### Your task
All of the entries below are to be repeated word for word.

(Entries from a dataset of interfaces)
↓↓↓

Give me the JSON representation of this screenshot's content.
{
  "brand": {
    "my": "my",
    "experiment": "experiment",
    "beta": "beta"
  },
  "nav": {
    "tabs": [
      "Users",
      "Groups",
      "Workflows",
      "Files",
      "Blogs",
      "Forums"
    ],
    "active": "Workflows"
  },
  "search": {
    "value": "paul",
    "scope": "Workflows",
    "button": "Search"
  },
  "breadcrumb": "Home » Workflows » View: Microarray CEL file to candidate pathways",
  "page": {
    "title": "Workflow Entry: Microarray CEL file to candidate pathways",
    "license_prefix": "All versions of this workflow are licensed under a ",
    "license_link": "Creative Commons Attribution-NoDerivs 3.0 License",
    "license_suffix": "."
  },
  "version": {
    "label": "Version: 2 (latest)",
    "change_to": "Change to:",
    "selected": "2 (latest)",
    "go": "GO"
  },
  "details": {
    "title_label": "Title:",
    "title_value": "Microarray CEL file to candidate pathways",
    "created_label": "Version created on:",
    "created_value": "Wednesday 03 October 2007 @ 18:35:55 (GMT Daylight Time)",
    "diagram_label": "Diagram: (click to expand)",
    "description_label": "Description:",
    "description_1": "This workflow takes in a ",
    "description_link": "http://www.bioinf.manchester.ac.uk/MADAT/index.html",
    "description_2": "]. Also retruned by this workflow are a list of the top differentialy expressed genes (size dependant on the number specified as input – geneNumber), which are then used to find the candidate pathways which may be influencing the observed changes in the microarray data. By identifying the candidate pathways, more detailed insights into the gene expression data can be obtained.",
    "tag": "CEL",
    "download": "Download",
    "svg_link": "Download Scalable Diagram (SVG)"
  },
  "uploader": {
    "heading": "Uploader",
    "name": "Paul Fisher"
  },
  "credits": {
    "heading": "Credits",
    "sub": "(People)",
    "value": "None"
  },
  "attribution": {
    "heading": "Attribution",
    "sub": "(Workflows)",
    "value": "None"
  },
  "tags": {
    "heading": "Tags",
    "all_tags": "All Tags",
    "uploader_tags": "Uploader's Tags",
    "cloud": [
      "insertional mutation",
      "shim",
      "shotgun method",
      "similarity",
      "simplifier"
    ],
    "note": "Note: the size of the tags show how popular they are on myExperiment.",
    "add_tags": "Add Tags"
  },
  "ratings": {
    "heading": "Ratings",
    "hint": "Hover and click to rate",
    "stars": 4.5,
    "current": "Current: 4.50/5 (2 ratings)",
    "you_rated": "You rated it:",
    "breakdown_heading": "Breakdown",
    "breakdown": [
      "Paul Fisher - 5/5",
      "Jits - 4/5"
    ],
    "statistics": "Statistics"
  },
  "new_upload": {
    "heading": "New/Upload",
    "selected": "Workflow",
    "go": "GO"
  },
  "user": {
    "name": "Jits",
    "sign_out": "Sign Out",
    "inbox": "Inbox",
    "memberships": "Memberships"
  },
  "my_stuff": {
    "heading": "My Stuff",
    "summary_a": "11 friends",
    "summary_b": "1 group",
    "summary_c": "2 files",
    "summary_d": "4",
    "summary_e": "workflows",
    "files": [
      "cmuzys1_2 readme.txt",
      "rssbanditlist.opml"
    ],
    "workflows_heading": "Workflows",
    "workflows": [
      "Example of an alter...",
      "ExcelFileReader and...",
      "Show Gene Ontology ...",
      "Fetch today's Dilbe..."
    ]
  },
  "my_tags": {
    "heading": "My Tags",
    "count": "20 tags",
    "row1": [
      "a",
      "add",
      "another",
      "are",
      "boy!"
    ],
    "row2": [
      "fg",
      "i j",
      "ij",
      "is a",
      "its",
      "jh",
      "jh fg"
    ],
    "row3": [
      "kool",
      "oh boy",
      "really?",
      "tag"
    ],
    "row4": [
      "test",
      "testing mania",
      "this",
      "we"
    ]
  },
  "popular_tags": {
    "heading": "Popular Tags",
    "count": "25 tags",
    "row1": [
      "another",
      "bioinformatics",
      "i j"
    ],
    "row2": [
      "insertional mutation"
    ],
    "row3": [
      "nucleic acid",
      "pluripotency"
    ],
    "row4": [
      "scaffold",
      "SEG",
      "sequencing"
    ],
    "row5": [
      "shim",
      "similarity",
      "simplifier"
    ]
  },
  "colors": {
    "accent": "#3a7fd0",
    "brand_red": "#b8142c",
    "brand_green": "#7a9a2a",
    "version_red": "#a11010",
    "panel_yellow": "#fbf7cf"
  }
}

↑↑↑

### Response for this exercise
Give me the JSON representation of this screenshot's content.
{
  "brand": {
    "my": "my",
    "experiment": "experiment",
    "beta": "beta"
  },
  "nav": {
    "tabs": [
      "Users",
      "Groups",
      "Workflows",
      "Files",
      "Blogs",
      "Forums"
    ],
    "active": "Workflows"
  },
  "search": {
    "value": "paul",
    "scope": "Workflows",
    "button": "Search"
  },
  "breadcrumb": "Home » Workflows » View: Microarray CEL file to candidate pathways",
  "page": {
    "title": "Workflow Entry: Microarray CEL file to candidate pathways",
    "license_prefix": "All versions of this workflow are licensed under a ",
    "license_link": "Creative Commons Attribution-NoDerivs 3.0 License",
    "license_suffix": "."
  },
  "version": {
    "label": "Version: 2 (latest)",
    "change_to": "Change to:",
    "selected": "2 (latest)",
    "go": "GO"
  },
  "details": {
    "title_label": "Title:",
    "title_value": "Microarray CEL file to candidate pathways",
    "created_label": "Version created on:",
    "created_value": "Wednesday 03 October 2007 @ 18:35:55 (GMT Daylight Time)",
    "diagram_label": "Diagram: (click to expand)",
    "description_label": "Description:",
    "description_1": "This workflow takes in a ",
    "description_link": "http://www.bioinf.manchester.ac.uk/MADAT/index.html",
    "description_2": "]. Also retruned by this workflow are a list of the top differentialy expressed genes (size dependant on the number specified as input – geneNumber), which are then used to find the candidate pathways which may be influencing the observed changes in the microarray data. By identifying the candidate pathways, more detailed insights into the gene expression data can be obtained.",
    "tag": "CEL",
    "download": "Download",
    "svg_link": "Download Scalable Diagram (SVG)"
  },
  "uploader": {
    "heading": "Uploader",
    "name": "Paul Fisher"
  },
  "credits": {
    "heading": "Credits",
    "sub": "(People)",
    "value": "None"
  },
  "attribution": {
    "heading": "Attribution",
    "sub": "(Workflows)",
    "value": "None"
  },
  "tags": {
    "heading": "Tags",
    "all_tags": "All Tags",
    "uploader_tags": "Uploader's Tags",
    "cloud": [
      "insertional mutation",
      "shim",
      "shotgun method",
      "similarity",
      "simplifier"
    ],
    "note": "Note: the size of the tags show how popular they are on myExperiment.",
    "add_tags": "Add Tags"
  },
  "ratings": {
    "heading": "Ratings",
    "hint": "Hover and click to rate",
    "stars": 4.5,
    "current": "Current: 4.50/5 (2 ratings)",
    "you_rated": "You rated it:",
    "breakdown_heading": "Breakdown",
    "breakdown": [
      "Paul Fisher - 5/5",
      "Jits - 4/5"
    ],
    "statistics": "Statistics"
  },
  "new_upload": {
    "heading": "New/Upload",
    "selected": "Workflow",
    "go": "GO"
  },
  "user": {
    "name": "Jits",
    "sign_out": "Sign Out",
    "inbox": "Inbox",
    "memberships": "Memberships"
  },
  "my_stuff": {
    "heading": "My Stuff",
    "summary_a": "11 friends",
    "summary_b": "1 group",
    "summary_c": "2 files",
    "summary_d": "4",
    "summary_e": "workflows",
    "files": [
      "cmuzys1_2 readme.txt",
      "rssbanditlist.opml"
    ],
    "workflows_heading": "Workflows",
    "workflows": [
      "Example of an alter...",
      "ExcelFileReader and...",
      "Show Gene Ontology ...",
      "Fetch today's Dilbe..."
    ]
  },
  "my_tags": {
    "heading": "My Tags",
    "count": "20 tags",
    "row1": [
      "a",
      "add",
      "another",
      "are",
      "boy!"
    ],
    "row2": [
      "fg",
      "i j",
      "ij",
      "is a",
      "its",
      "jh",
      "jh fg"
    ],
    "row3": [
      "kool",
      "oh boy",
      "really?",
      "tag"
    ],
    "row4": [
      "test",
      "testing mania",
      "this",
      "we"
    ]
  },
  "popular_tags": {
    "heading": "Popular Tags",
    "count": "25 tags",
    "row1": [
      "another",
      "bioinformatics",
      "i j"
    ],
    "row2": [
      "insertional mutation"
    ],
    "row3": [
      "nucleic acid",
      "pluripotency"
    ],
    "row4": [
      "scaffold",
      "SEG",
      "sequencing"
    ],
    "row5": [
      "shim",
      "similarity",
      "simplifier"
    ]
  },
  "colors": {
    "accent": "#3a7fd0",
    "brand_red": "#b8142c",
    "brand_green": "#7a9a2a",
    "version_red": "#a11010",
    "panel_yellow": "#fbf7cf"
  }
}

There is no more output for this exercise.